• _PROBLEM STATEMENT_
For each line that holds "text", copy the line out.

• _PROVIDED RECORDS_
—————

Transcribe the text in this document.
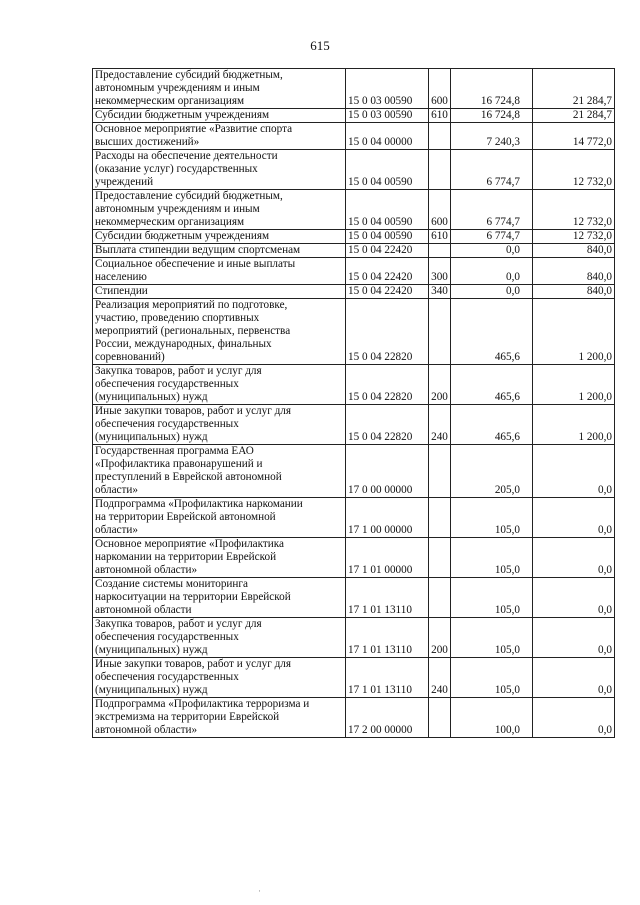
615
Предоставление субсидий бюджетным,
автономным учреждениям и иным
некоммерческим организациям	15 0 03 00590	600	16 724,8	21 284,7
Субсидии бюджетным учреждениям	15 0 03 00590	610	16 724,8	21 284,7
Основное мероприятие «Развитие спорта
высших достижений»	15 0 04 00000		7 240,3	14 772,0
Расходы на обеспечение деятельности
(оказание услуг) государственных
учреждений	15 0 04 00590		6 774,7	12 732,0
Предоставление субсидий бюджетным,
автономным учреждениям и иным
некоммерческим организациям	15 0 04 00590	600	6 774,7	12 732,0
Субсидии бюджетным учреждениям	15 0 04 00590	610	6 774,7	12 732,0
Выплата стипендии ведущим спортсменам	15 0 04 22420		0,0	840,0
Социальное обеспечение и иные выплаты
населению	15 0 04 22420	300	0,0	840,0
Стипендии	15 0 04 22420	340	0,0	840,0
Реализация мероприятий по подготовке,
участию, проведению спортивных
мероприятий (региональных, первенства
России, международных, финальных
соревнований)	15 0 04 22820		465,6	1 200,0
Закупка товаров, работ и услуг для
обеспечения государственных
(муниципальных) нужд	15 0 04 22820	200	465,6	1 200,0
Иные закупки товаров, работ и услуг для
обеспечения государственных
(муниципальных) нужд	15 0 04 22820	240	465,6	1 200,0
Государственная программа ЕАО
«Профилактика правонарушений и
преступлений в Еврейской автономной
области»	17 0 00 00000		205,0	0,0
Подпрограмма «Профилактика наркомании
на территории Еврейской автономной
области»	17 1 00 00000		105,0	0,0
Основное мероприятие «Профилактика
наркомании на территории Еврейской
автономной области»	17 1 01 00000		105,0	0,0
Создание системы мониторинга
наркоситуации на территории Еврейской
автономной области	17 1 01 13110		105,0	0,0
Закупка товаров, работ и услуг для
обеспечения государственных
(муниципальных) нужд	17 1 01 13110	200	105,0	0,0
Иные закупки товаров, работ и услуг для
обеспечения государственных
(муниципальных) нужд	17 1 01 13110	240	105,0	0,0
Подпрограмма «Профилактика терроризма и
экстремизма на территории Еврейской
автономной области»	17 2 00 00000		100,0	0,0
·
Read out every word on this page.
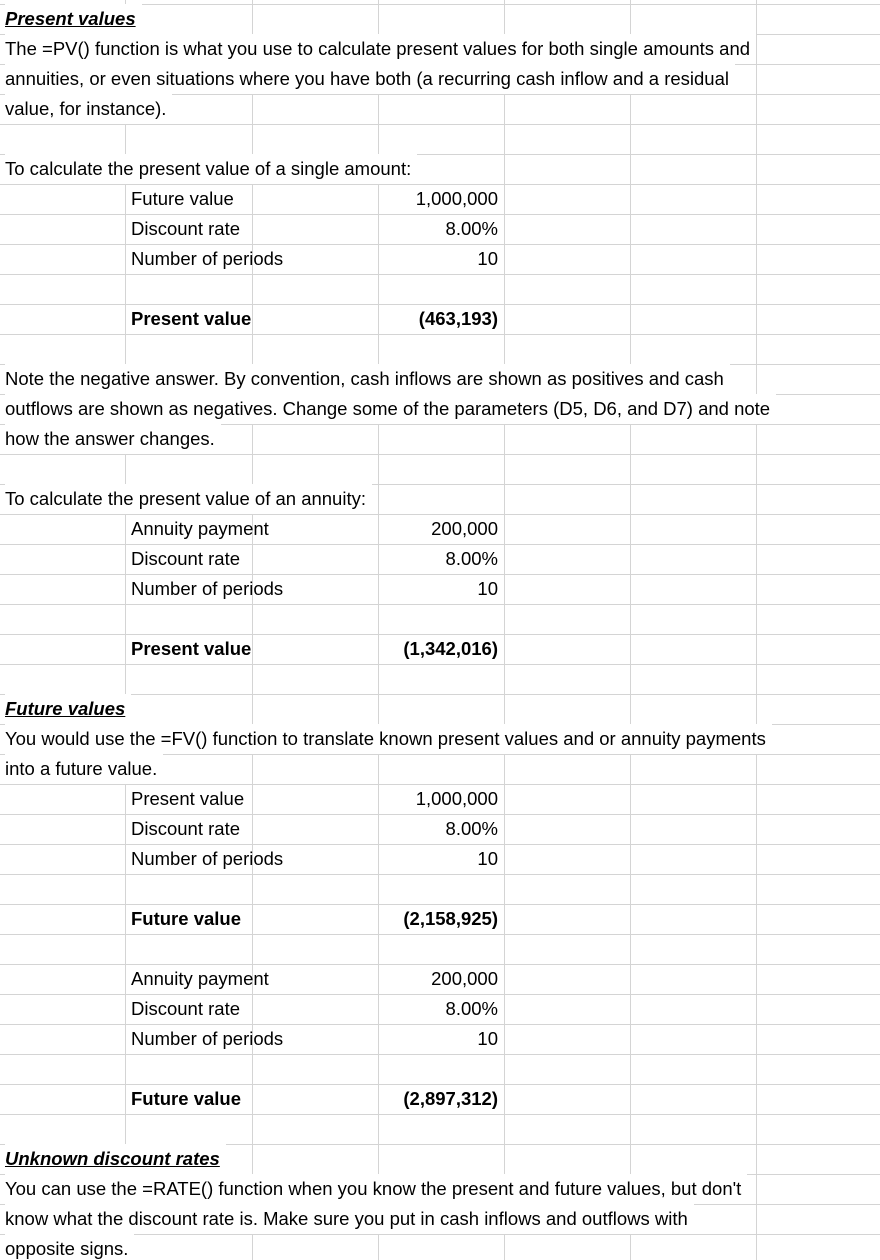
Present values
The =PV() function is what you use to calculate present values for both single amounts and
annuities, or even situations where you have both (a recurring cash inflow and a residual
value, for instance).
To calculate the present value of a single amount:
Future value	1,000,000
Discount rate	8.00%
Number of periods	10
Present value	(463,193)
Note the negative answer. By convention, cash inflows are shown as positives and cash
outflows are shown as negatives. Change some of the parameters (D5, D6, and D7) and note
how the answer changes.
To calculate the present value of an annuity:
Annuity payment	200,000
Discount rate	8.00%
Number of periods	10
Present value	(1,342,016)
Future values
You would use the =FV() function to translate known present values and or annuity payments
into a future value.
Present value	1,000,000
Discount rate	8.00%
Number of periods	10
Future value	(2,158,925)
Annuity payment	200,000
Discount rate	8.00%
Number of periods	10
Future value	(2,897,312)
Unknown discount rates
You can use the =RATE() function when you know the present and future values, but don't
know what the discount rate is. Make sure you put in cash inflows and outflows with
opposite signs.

—————

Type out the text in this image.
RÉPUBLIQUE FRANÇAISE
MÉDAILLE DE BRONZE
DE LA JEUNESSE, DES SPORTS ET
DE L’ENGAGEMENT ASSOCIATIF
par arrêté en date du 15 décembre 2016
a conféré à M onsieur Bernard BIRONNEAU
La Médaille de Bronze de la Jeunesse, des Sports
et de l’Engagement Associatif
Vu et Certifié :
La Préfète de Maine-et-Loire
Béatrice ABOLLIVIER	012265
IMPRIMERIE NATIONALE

—————

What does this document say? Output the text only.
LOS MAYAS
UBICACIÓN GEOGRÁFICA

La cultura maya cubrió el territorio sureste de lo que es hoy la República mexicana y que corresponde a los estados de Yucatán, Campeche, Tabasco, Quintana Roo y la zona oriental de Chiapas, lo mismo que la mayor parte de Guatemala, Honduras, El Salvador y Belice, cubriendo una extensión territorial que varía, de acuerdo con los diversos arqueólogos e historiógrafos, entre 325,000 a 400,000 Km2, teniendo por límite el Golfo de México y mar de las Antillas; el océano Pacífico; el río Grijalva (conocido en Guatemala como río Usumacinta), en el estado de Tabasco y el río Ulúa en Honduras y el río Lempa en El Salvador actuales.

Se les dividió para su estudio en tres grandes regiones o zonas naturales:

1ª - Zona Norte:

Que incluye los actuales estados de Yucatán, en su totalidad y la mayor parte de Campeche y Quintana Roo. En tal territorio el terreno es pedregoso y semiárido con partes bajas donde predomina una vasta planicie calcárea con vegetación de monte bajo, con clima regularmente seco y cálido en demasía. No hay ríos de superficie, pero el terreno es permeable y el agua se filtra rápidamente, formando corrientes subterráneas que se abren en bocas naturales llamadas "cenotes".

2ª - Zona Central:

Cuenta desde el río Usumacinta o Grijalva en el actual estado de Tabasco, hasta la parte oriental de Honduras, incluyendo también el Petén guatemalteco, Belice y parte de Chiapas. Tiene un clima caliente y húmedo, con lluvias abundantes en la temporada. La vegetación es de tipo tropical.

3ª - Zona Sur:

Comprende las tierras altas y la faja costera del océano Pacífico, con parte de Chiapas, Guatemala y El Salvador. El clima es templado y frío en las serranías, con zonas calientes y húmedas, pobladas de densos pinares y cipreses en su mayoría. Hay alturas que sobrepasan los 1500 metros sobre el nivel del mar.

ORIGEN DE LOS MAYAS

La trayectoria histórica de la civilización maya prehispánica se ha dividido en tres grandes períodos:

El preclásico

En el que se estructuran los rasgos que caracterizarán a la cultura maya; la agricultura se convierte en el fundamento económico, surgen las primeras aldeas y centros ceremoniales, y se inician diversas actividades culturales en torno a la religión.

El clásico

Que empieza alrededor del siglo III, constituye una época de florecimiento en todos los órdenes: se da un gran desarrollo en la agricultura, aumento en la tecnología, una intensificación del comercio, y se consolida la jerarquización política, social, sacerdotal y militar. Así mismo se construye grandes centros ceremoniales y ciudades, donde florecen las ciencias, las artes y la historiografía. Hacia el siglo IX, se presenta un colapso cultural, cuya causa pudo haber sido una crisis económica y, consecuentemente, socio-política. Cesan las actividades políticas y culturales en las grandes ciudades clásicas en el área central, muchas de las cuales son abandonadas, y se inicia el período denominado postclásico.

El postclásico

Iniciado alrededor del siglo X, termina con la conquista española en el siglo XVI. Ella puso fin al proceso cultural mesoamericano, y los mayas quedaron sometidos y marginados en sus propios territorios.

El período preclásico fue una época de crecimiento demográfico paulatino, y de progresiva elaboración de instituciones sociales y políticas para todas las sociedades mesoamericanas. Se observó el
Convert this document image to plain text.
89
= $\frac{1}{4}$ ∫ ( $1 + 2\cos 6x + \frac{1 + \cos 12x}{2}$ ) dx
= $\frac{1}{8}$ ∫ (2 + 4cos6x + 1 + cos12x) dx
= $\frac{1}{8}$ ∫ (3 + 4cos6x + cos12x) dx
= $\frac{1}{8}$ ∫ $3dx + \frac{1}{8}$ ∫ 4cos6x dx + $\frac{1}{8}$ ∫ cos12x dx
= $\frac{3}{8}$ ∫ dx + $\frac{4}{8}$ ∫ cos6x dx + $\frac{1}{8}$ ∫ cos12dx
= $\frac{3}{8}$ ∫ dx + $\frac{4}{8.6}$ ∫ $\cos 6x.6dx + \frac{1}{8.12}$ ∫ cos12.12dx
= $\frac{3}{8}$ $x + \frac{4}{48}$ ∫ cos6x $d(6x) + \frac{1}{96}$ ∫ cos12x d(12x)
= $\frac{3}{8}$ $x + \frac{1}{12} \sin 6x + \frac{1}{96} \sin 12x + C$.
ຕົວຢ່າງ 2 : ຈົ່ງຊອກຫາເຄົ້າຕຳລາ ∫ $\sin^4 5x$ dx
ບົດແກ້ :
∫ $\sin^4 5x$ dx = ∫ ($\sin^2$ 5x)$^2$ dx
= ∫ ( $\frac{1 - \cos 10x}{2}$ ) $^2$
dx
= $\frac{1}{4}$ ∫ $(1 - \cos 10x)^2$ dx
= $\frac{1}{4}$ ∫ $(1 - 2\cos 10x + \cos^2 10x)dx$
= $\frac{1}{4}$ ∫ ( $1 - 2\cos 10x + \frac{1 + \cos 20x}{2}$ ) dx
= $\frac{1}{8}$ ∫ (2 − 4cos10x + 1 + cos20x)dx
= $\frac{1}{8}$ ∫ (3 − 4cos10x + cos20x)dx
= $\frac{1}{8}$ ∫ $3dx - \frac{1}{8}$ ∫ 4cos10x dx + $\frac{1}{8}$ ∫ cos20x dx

—————

• _THE COMPLETED TASK_
Transcribe the text in this document.
Type out the text in this image.
What does this document say? Output the text only.
Convert this document image to plain text.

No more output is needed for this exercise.